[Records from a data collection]
⟨

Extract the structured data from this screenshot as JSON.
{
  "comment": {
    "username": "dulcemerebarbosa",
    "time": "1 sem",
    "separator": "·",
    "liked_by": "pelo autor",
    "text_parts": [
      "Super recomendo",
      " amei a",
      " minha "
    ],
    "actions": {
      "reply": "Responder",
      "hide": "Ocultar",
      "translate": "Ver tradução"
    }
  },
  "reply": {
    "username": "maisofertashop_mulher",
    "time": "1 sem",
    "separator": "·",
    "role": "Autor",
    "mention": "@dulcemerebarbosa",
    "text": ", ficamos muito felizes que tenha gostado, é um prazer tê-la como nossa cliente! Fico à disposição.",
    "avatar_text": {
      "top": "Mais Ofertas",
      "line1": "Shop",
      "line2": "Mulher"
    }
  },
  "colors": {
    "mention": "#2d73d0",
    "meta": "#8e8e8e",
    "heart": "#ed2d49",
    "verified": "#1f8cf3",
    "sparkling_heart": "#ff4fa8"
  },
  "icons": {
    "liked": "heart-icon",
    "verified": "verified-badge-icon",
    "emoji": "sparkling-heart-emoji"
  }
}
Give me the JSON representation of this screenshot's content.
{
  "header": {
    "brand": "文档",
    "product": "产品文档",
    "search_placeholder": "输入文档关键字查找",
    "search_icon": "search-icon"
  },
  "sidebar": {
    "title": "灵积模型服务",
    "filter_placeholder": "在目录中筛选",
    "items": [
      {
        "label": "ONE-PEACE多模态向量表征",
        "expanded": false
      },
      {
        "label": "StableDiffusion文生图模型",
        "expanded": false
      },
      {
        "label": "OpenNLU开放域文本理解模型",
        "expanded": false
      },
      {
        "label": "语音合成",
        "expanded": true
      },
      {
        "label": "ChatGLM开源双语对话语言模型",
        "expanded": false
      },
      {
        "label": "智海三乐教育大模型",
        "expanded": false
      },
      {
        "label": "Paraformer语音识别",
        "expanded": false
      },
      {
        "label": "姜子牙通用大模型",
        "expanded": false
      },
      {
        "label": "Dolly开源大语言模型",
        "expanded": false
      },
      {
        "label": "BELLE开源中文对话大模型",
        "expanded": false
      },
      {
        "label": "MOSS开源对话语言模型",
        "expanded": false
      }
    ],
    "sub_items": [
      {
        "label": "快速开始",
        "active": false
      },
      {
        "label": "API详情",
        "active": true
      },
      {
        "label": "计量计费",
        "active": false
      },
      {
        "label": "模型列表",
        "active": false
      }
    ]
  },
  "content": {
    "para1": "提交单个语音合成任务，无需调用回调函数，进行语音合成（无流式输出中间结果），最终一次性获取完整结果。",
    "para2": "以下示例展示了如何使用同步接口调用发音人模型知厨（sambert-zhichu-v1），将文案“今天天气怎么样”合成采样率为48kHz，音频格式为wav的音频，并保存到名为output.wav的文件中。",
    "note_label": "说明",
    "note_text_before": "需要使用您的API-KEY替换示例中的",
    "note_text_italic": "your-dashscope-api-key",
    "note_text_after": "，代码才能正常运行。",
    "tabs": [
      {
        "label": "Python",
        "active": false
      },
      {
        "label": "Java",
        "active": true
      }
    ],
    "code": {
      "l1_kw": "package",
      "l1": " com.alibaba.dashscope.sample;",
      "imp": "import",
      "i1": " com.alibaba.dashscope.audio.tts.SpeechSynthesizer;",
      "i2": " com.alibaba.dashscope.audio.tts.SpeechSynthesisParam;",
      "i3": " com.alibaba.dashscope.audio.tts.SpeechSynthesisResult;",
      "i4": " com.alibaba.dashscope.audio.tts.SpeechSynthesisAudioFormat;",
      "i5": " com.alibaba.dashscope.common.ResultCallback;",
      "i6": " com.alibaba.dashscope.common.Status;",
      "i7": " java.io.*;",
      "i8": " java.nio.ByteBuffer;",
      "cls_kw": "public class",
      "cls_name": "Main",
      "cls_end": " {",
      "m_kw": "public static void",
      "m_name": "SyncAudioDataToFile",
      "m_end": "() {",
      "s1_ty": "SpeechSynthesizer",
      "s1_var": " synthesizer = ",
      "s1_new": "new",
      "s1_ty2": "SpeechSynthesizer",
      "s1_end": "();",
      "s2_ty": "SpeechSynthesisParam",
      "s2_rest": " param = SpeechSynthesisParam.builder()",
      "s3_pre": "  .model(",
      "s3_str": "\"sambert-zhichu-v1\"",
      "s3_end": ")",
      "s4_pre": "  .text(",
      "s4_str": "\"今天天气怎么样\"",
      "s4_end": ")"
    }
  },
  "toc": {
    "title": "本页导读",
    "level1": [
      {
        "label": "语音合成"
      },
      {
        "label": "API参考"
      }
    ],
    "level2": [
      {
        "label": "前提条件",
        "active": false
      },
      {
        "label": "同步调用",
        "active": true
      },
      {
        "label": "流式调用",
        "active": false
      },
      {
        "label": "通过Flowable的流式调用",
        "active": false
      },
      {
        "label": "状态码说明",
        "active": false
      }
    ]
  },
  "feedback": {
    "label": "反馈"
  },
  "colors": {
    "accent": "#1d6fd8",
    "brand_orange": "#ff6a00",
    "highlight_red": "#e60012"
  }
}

⟩

_EXERCISE_:
Write out the full listing, keeping every line exactly as it is.

_THE SOLUTION_:
Extract the structured data from this screenshot as JSON.
{
  "comment": {
    "username": "dulcemerebarbosa",
    "time": "1 sem",
    "separator": "·",
    "liked_by": "pelo autor",
    "text_parts": [
      "Super recomendo",
      " amei a",
      " minha "
    ],
    "actions": {
      "reply": "Responder",
      "hide": "Ocultar",
      "translate": "Ver tradução"
    }
  },
  "reply": {
    "username": "maisofertashop_mulher",
    "time": "1 sem",
    "separator": "·",
    "role": "Autor",
    "mention": "@dulcemerebarbosa",
    "text": ", ficamos muito felizes que tenha gostado, é um prazer tê-la como nossa cliente! Fico à disposição.",
    "avatar_text": {
      "top": "Mais Ofertas",
      "line1": "Shop",
      "line2": "Mulher"
    }
  },
  "colors": {
    "mention": "#2d73d0",
    "meta": "#8e8e8e",
    "heart": "#ed2d49",
    "verified": "#1f8cf3",
    "sparkling_heart": "#ff4fa8"
  },
  "icons": {
    "liked": "heart-icon",
    "verified": "verified-badge-icon",
    "emoji": "sparkling-heart-emoji"
  }
}
Give me the JSON representation of this screenshot's content.
{
  "header": {
    "brand": "文档",
    "product": "产品文档",
    "search_placeholder": "输入文档关键字查找",
    "search_icon": "search-icon"
  },
  "sidebar": {
    "title": "灵积模型服务",
    "filter_placeholder": "在目录中筛选",
    "items": [
      {
        "label": "ONE-PEACE多模态向量表征",
        "expanded": false
      },
      {
        "label": "StableDiffusion文生图模型",
        "expanded": false
      },
      {
        "label": "OpenNLU开放域文本理解模型",
        "expanded": false
      },
      {
        "label": "语音合成",
        "expanded": true
      },
      {
        "label": "ChatGLM开源双语对话语言模型",
        "expanded": false
      },
      {
        "label": "智海三乐教育大模型",
        "expanded": false
      },
      {
        "label": "Paraformer语音识别",
        "expanded": false
      },
      {
        "label": "姜子牙通用大模型",
        "expanded": false
      },
      {
        "label": "Dolly开源大语言模型",
        "expanded": false
      },
      {
        "label": "BELLE开源中文对话大模型",
        "expanded": false
      },
      {
        "label": "MOSS开源对话语言模型",
        "expanded": false
      }
    ],
    "sub_items": [
      {
        "label": "快速开始",
        "active": false
      },
      {
        "label": "API详情",
        "active": true
      },
      {
        "label": "计量计费",
        "active": false
      },
      {
        "label": "模型列表",
        "active": false
      }
    ]
  },
  "content": {
    "para1": "提交单个语音合成任务，无需调用回调函数，进行语音合成（无流式输出中间结果），最终一次性获取完整结果。",
    "para2": "以下示例展示了如何使用同步接口调用发音人模型知厨（sambert-zhichu-v1），将文案“今天天气怎么样”合成采样率为48kHz，音频格式为wav的音频，并保存到名为output.wav的文件中。",
    "note_label": "说明",
    "note_text_before": "需要使用您的API-KEY替换示例中的",
    "note_text_italic": "your-dashscope-api-key",
    "note_text_after": "，代码才能正常运行。",
    "tabs": [
      {
        "label": "Python",
        "active": false
      },
      {
        "label": "Java",
        "active": true
      }
    ],
    "code": {
      "l1_kw": "package",
      "l1": " com.alibaba.dashscope.sample;",
      "imp": "import",
      "i1": " com.alibaba.dashscope.audio.tts.SpeechSynthesizer;",
      "i2": " com.alibaba.dashscope.audio.tts.SpeechSynthesisParam;",
      "i3": " com.alibaba.dashscope.audio.tts.SpeechSynthesisResult;",
      "i4": " com.alibaba.dashscope.audio.tts.SpeechSynthesisAudioFormat;",
      "i5": " com.alibaba.dashscope.common.ResultCallback;",
      "i6": " com.alibaba.dashscope.common.Status;",
      "i7": " java.io.*;",
      "i8": " java.nio.ByteBuffer;",
      "cls_kw": "public class",
      "cls_name": "Main",
      "cls_end": " {",
      "m_kw": "public static void",
      "m_name": "SyncAudioDataToFile",
      "m_end": "() {",
      "s1_ty": "SpeechSynthesizer",
      "s1_var": " synthesizer = ",
      "s1_new": "new",
      "s1_ty2": "SpeechSynthesizer",
      "s1_end": "();",
      "s2_ty": "SpeechSynthesisParam",
      "s2_rest": " param = SpeechSynthesisParam.builder()",
      "s3_pre": "  .model(",
      "s3_str": "\"sambert-zhichu-v1\"",
      "s3_end": ")",
      "s4_pre": "  .text(",
      "s4_str": "\"今天天气怎么样\"",
      "s4_end": ")"
    }
  },
  "toc": {
    "title": "本页导读",
    "level1": [
      {
        "label": "语音合成"
      },
      {
        "label": "API参考"
      }
    ],
    "level2": [
      {
        "label": "前提条件",
        "active": false
      },
      {
        "label": "同步调用",
        "active": true
      },
      {
        "label": "流式调用",
        "active": false
      },
      {
        "label": "通过Flowable的流式调用",
        "active": false
      },
      {
        "label": "状态码说明",
        "active": false
      }
    ]
  },
  "feedback": {
    "label": "反馈"
  },
  "colors": {
    "accent": "#1d6fd8",
    "brand_orange": "#ff6a00",
    "highlight_red": "#e60012"
  }
}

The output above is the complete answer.